What you are asked to do: Take each line containing "บการปฏ" and report it exactly as written.

[Records]
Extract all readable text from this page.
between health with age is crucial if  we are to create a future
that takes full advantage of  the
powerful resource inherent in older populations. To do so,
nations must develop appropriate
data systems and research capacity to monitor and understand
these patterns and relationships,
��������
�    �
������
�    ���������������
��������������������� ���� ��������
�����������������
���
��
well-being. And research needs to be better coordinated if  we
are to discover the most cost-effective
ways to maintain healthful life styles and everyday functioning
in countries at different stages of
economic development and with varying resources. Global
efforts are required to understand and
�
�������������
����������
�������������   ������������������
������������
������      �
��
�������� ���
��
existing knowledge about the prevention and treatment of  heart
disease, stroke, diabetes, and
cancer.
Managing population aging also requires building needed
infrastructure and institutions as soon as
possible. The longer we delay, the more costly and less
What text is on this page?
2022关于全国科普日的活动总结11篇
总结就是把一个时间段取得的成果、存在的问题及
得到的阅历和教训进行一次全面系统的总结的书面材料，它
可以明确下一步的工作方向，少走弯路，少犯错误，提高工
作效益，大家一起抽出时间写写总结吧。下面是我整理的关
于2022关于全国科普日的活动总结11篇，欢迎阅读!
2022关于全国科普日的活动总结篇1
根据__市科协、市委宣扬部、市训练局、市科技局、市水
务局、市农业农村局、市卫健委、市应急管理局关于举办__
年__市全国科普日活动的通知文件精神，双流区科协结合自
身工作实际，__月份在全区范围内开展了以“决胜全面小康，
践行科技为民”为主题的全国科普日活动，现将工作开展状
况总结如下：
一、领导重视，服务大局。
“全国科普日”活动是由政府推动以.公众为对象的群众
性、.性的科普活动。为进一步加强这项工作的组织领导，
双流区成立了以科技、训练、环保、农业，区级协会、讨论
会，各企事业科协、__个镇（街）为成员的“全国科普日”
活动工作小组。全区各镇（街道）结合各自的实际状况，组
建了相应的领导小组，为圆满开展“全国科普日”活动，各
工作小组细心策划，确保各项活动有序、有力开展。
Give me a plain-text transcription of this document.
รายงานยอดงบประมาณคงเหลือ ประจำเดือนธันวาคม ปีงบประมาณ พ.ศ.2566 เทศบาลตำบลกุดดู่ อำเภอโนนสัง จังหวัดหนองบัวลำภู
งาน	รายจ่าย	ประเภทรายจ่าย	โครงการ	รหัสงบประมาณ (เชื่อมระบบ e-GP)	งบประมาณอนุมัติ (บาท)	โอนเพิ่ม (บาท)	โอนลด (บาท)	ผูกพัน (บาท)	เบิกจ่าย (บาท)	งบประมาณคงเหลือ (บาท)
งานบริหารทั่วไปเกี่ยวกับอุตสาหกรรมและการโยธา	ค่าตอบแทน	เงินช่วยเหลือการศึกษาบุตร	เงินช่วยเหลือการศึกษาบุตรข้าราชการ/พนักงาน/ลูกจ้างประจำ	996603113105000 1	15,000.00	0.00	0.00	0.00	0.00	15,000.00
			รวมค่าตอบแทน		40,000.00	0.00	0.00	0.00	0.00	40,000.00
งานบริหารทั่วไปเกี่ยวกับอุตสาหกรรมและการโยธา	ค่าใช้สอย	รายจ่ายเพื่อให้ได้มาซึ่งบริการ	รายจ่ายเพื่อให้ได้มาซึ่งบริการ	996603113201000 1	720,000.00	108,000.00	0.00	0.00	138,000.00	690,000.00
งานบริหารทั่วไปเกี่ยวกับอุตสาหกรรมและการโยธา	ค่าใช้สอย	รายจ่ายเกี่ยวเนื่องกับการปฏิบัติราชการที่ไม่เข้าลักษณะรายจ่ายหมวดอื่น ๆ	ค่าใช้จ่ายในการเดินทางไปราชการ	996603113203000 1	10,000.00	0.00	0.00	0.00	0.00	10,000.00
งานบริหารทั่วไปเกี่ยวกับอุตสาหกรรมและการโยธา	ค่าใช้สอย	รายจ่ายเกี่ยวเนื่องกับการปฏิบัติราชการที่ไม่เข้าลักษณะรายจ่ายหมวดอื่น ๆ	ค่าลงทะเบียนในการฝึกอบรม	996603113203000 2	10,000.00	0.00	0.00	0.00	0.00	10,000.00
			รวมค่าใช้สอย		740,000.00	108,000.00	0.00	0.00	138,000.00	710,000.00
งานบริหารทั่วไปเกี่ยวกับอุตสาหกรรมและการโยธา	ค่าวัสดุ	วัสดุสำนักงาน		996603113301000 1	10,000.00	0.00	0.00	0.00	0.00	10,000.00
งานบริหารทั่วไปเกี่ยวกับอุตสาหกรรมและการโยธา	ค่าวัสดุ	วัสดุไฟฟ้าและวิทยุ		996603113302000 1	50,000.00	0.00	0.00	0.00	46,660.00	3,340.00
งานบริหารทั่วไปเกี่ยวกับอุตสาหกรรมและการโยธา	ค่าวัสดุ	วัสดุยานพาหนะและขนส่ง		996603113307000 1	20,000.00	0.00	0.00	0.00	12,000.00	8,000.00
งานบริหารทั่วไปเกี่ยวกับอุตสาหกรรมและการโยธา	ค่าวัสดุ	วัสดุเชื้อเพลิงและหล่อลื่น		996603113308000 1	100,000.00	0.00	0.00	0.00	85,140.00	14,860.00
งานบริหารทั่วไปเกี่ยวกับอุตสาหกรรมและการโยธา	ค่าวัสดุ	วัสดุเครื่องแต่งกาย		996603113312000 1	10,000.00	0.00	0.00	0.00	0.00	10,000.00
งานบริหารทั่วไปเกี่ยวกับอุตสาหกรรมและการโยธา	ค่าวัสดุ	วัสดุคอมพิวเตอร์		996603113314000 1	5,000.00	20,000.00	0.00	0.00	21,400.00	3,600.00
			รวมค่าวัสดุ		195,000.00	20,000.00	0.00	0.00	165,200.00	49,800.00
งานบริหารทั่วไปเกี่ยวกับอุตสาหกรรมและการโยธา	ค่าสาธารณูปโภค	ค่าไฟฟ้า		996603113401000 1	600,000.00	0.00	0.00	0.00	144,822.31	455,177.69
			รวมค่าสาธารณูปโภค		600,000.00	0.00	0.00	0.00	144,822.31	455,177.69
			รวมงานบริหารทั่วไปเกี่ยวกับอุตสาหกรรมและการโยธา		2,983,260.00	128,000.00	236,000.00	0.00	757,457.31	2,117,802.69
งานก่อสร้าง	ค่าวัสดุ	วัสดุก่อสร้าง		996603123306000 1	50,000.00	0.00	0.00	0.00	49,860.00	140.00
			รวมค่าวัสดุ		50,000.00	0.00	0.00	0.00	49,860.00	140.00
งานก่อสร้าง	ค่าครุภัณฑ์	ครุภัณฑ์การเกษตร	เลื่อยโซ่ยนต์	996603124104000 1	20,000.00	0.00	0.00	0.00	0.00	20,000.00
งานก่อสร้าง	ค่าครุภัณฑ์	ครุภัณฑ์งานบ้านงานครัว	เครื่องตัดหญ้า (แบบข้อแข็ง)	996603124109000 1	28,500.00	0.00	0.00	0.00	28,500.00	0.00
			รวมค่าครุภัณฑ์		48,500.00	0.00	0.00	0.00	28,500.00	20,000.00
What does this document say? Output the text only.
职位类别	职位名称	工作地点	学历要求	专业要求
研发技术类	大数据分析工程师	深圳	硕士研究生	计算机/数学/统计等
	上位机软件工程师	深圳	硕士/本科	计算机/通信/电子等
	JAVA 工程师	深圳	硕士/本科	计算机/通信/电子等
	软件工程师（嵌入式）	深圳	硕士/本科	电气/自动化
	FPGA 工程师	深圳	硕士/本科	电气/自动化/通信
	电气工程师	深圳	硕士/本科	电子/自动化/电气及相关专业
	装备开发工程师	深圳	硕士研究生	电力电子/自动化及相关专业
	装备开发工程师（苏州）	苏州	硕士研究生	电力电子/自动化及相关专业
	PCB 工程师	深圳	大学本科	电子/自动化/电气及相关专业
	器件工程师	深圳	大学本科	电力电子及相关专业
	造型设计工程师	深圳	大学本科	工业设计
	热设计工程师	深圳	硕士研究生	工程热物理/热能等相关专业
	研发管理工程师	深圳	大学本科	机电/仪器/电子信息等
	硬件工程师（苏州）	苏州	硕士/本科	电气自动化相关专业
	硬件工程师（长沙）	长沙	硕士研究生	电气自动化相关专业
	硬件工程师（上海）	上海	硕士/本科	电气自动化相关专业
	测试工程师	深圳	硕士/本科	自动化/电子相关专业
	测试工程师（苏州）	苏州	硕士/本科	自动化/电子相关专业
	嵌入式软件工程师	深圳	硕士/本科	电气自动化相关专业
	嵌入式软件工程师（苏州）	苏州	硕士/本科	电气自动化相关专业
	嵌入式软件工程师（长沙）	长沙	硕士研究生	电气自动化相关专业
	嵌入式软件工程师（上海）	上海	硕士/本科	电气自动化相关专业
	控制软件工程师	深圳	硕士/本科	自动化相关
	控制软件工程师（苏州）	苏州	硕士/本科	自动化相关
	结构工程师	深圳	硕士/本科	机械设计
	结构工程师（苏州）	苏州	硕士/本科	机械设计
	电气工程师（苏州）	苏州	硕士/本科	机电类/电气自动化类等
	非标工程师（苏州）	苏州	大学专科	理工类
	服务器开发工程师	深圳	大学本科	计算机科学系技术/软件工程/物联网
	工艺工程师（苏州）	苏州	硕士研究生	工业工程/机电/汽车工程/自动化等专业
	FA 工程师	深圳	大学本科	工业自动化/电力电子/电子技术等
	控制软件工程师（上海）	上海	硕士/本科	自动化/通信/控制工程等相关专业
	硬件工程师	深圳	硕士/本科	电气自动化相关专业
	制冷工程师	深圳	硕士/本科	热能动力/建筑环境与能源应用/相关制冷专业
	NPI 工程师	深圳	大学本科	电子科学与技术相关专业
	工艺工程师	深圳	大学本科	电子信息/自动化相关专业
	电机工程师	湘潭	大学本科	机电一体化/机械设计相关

Complete answer:
งานบริหารทั่วไปเกี่ยวกับอุตสาหกรรมและการโยธา	ค่าใช้สอย	รายจ่ายเกี่ยวเนื่องกับการปฏิบัติราชการที่ไม่เข้าลักษณะรายจ่ายหมวดอื่น ๆ	ค่าใช้จ่ายในการเดินทางไปราชการ	996603113203000 1	10,000.00	0.00	0.00	0.00	0.00	10,000.00
งานบริหารทั่วไปเกี่ยวกับอุตสาหกรรมและการโยธา	ค่าใช้สอย	รายจ่ายเกี่ยวเนื่องกับการปฏิบัติราชการที่ไม่เข้าลักษณะรายจ่ายหมวดอื่น ๆ	ค่าลงทะเบียนในการฝึกอบรม	996603113203000 2	10,000.00	0.00	0.00	0.00	0.00	10,000.00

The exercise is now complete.